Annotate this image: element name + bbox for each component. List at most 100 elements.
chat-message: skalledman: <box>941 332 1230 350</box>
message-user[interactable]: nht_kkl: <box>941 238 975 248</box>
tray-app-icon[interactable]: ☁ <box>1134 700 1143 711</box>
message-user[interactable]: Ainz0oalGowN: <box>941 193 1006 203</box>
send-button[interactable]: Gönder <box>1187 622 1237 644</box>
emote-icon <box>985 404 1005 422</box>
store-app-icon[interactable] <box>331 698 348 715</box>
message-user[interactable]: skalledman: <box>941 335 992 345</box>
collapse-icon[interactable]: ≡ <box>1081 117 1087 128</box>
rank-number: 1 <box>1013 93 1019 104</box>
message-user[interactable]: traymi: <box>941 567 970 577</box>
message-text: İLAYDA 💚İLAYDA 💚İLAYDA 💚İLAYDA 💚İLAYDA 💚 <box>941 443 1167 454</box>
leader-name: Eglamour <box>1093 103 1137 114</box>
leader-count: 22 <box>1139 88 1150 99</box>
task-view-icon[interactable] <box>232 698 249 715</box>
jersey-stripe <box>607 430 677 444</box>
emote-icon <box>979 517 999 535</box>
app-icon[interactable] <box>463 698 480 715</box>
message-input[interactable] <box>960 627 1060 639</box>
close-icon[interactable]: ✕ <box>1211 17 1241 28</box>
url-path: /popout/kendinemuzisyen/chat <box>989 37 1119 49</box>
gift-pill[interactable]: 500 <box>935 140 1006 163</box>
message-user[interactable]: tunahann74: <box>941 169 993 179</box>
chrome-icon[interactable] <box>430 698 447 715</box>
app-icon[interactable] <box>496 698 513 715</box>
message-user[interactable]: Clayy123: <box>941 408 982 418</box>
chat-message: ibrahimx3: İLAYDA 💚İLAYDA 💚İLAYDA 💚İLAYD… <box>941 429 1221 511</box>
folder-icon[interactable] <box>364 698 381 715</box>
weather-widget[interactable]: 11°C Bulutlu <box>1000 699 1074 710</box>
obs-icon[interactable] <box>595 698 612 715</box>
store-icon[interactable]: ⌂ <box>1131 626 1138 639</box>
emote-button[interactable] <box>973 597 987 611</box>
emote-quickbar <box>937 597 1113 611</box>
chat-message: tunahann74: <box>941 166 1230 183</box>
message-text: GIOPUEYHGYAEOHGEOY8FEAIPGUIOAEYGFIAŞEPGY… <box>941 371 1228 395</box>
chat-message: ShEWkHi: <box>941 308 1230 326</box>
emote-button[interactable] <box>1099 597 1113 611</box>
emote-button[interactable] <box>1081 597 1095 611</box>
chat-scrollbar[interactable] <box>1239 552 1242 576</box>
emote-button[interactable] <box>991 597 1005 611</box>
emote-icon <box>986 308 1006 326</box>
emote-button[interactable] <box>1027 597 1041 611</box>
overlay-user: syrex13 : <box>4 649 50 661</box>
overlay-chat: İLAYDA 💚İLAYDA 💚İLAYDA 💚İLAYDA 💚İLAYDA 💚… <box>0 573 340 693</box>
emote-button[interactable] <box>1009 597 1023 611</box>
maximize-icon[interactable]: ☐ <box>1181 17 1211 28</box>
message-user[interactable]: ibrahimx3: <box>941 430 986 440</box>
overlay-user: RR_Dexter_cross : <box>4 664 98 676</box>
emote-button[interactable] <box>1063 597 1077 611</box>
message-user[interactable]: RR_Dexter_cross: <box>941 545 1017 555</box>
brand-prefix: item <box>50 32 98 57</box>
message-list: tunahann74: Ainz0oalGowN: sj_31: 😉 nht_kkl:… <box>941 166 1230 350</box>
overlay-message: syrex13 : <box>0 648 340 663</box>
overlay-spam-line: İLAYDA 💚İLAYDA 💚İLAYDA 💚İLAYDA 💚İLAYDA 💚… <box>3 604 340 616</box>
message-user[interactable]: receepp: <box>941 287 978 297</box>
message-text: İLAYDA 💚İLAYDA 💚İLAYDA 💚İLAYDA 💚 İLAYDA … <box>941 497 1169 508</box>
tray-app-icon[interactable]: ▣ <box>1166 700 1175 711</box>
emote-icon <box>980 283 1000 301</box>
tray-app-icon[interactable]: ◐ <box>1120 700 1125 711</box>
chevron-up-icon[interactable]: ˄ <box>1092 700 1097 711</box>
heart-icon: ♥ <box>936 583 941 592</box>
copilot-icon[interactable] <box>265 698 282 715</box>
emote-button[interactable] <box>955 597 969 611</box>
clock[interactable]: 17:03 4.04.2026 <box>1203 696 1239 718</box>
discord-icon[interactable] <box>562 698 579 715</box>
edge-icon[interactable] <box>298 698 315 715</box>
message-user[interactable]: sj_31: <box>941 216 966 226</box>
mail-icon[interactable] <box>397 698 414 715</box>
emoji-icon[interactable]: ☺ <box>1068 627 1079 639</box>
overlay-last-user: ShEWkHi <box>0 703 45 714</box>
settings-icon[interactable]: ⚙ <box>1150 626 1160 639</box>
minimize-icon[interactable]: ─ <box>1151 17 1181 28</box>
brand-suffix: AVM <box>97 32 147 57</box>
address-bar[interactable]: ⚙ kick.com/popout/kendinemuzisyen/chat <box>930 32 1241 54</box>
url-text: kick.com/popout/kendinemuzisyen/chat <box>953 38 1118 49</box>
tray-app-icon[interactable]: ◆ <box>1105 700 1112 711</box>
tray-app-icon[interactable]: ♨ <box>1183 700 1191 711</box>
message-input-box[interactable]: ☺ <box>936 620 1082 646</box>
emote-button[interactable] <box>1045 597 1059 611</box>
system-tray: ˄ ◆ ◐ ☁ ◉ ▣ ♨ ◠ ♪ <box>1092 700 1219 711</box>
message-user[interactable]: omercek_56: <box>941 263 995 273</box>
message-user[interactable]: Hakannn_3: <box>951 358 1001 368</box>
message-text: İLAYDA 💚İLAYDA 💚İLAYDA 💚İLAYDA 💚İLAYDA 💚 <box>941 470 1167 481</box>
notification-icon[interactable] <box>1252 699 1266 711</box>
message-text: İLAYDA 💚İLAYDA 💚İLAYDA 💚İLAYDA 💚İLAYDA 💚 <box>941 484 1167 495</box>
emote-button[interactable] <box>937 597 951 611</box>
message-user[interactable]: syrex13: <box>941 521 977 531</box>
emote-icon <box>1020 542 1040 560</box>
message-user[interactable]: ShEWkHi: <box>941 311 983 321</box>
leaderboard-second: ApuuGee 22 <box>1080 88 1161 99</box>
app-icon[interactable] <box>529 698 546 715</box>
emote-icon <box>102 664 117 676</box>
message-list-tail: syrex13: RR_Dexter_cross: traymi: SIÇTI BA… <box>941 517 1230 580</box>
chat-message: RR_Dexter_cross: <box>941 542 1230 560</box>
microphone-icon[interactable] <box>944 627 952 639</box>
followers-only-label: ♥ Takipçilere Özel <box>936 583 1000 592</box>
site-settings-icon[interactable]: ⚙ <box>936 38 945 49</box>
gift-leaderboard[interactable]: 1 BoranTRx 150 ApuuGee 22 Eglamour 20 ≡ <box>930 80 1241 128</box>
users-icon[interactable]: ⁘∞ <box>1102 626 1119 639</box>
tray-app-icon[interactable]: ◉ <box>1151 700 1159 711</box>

+ + + +

Problem requirements:
Reproduce every line of the material above verbatim, in its original order.

Complete response:
Annotate this image: element name + bbox for each component. List at most 100 elements.
chat-message: skalledman: <box>941 332 1230 350</box>
message-user[interactable]: nht_kkl: <box>941 238 975 248</box>
tray-app-icon[interactable]: ☁ <box>1134 700 1143 711</box>
message-user[interactable]: Ainz0oalGowN: <box>941 193 1006 203</box>
send-button[interactable]: Gönder <box>1187 622 1237 644</box>
emote-icon <box>985 404 1005 422</box>
store-app-icon[interactable] <box>331 698 348 715</box>
message-user[interactable]: skalledman: <box>941 335 992 345</box>
collapse-icon[interactable]: ≡ <box>1081 117 1087 128</box>
rank-number: 1 <box>1013 93 1019 104</box>
message-user[interactable]: traymi: <box>941 567 970 577</box>
message-text: İLAYDA 💚İLAYDA 💚İLAYDA 💚İLAYDA 💚İLAYDA 💚 <box>941 443 1167 454</box>
leader-name: Eglamour <box>1093 103 1137 114</box>
leader-count: 22 <box>1139 88 1150 99</box>
task-view-icon[interactable] <box>232 698 249 715</box>
jersey-stripe <box>607 430 677 444</box>
emote-icon <box>979 517 999 535</box>
app-icon[interactable] <box>463 698 480 715</box>
message-input[interactable] <box>960 627 1060 639</box>
close-icon[interactable]: ✕ <box>1211 17 1241 28</box>
url-path: /popout/kendinemuzisyen/chat <box>989 37 1119 49</box>
gift-pill[interactable]: 500 <box>935 140 1006 163</box>
message-user[interactable]: tunahann74: <box>941 169 993 179</box>
chrome-icon[interactable] <box>430 698 447 715</box>
app-icon[interactable] <box>496 698 513 715</box>
message-user[interactable]: Clayy123: <box>941 408 982 418</box>
chat-message: ibrahimx3: İLAYDA 💚İLAYDA 💚İLAYDA 💚İLAYD… <box>941 429 1221 511</box>
folder-icon[interactable] <box>364 698 381 715</box>
weather-widget[interactable]: 11°C Bulutlu <box>1000 699 1074 710</box>
obs-icon[interactable] <box>595 698 612 715</box>
store-icon[interactable]: ⌂ <box>1131 626 1138 639</box>
emote-button[interactable] <box>973 597 987 611</box>
emote-quickbar <box>937 597 1113 611</box>
chat-message: tunahann74: <box>941 166 1230 183</box>
message-text: GIOPUEYHGYAEOHGEOY8FEAIPGUIOAEYGFIAŞEPGY… <box>941 371 1228 395</box>
chat-message: ShEWkHi: <box>941 308 1230 326</box>
emote-button[interactable] <box>1099 597 1113 611</box>
emote-button[interactable] <box>1081 597 1095 611</box>
chat-scrollbar[interactable] <box>1239 552 1242 576</box>
emote-button[interactable] <box>991 597 1005 611</box>
emote-icon <box>986 308 1006 326</box>
emote-button[interactable] <box>1027 597 1041 611</box>
overlay-user: syrex13 : <box>4 649 50 661</box>
overlay-chat: İLAYDA 💚İLAYDA 💚İLAYDA 💚İLAYDA 💚İLAYDA 💚… <box>0 573 340 693</box>
emote-button[interactable] <box>1009 597 1023 611</box>
maximize-icon[interactable]: ☐ <box>1181 17 1211 28</box>
message-user[interactable]: ibrahimx3: <box>941 430 986 440</box>
overlay-user: RR_Dexter_cross : <box>4 664 98 676</box>
emote-button[interactable] <box>1063 597 1077 611</box>
message-user[interactable]: RR_Dexter_cross: <box>941 545 1017 555</box>
brand-prefix: item <box>50 32 98 57</box>
message-list: tunahann74: Ainz0oalGowN: sj_31: 😉 nht_kkl:… <box>941 166 1230 350</box>
overlay-message: syrex13 : <box>0 648 340 663</box>
overlay-spam-line: İLAYDA 💚İLAYDA 💚İLAYDA 💚İLAYDA 💚İLAYDA 💚… <box>3 604 340 616</box>
message-user[interactable]: receepp: <box>941 287 978 297</box>
message-text: İLAYDA 💚İLAYDA 💚İLAYDA 💚İLAYDA 💚 İLAYDA … <box>941 497 1169 508</box>
tray-app-icon[interactable]: ▣ <box>1166 700 1175 711</box>
emote-icon <box>980 283 1000 301</box>
tray-app-icon[interactable]: ◐ <box>1120 700 1125 711</box>
chevron-up-icon[interactable]: ˄ <box>1092 700 1097 711</box>
heart-icon: ♥ <box>936 583 941 592</box>
copilot-icon[interactable] <box>265 698 282 715</box>
emote-button[interactable] <box>955 597 969 611</box>
clock[interactable]: 17:03 4.04.2026 <box>1203 696 1239 718</box>
discord-icon[interactable] <box>562 698 579 715</box>
edge-icon[interactable] <box>298 698 315 715</box>
message-user[interactable]: sj_31: <box>941 216 966 226</box>
mail-icon[interactable] <box>397 698 414 715</box>
emoji-icon[interactable]: ☺ <box>1068 627 1079 639</box>
overlay-last-user: ShEWkHi <box>0 703 45 714</box>
settings-icon[interactable]: ⚙ <box>1150 626 1160 639</box>
minimize-icon[interactable]: ─ <box>1151 17 1181 28</box>
brand-suffix: AVM <box>97 32 147 57</box>
address-bar[interactable]: ⚙ kick.com/popout/kendinemuzisyen/chat <box>930 32 1241 54</box>
url-text: kick.com/popout/kendinemuzisyen/chat <box>953 38 1118 49</box>
tray-app-icon[interactable]: ◆ <box>1105 700 1112 711</box>
tray-app-icon[interactable]: ♨ <box>1183 700 1191 711</box>
message-input-box[interactable]: ☺ <box>936 620 1082 646</box>
emote-button[interactable] <box>1045 597 1059 611</box>
system-tray: ˄ ◆ ◐ ☁ ◉ ▣ ♨ ◠ ♪ <box>1092 700 1219 711</box>
message-user[interactable]: omercek_56: <box>941 263 995 273</box>
message-user[interactable]: Hakannn_3: <box>951 358 1001 368</box>
message-text: İLAYDA 💚İLAYDA 💚İLAYDA 💚İLAYDA 💚İLAYDA 💚 <box>941 470 1167 481</box>
notification-icon[interactable] <box>1252 699 1266 711</box>
message-text: İLAYDA 💚İLAYDA 💚İLAYDA 💚İLAYDA 💚İLAYDA 💚 <box>941 484 1167 495</box>
emote-button[interactable] <box>937 597 951 611</box>
message-user[interactable]: syrex13: <box>941 521 977 531</box>
emote-icon <box>1020 542 1040 560</box>
message-user[interactable]: ShEWkHi: <box>941 311 983 321</box>
leaderboard-second: ApuuGee 22 <box>1080 88 1161 99</box>
app-icon[interactable] <box>529 698 546 715</box>
emote-icon <box>102 664 117 676</box>
message-list-tail: syrex13: RR_Dexter_cross: traymi: SIÇTI BA… <box>941 517 1230 580</box>
chat-message: RR_Dexter_cross: <box>941 542 1230 560</box>
microphone-icon[interactable] <box>944 627 952 639</box>
followers-only-label: ♥ Takipçilere Özel <box>936 583 1000 592</box>
site-settings-icon[interactable]: ⚙ <box>936 38 945 49</box>
gift-leaderboard[interactable]: 1 BoranTRx 150 ApuuGee 22 Eglamour 20 ≡ <box>930 80 1241 128</box>
users-icon[interactable]: ⁘∞ <box>1102 626 1119 639</box>
tray-app-icon[interactable]: ◉ <box>1151 700 1159 711</box>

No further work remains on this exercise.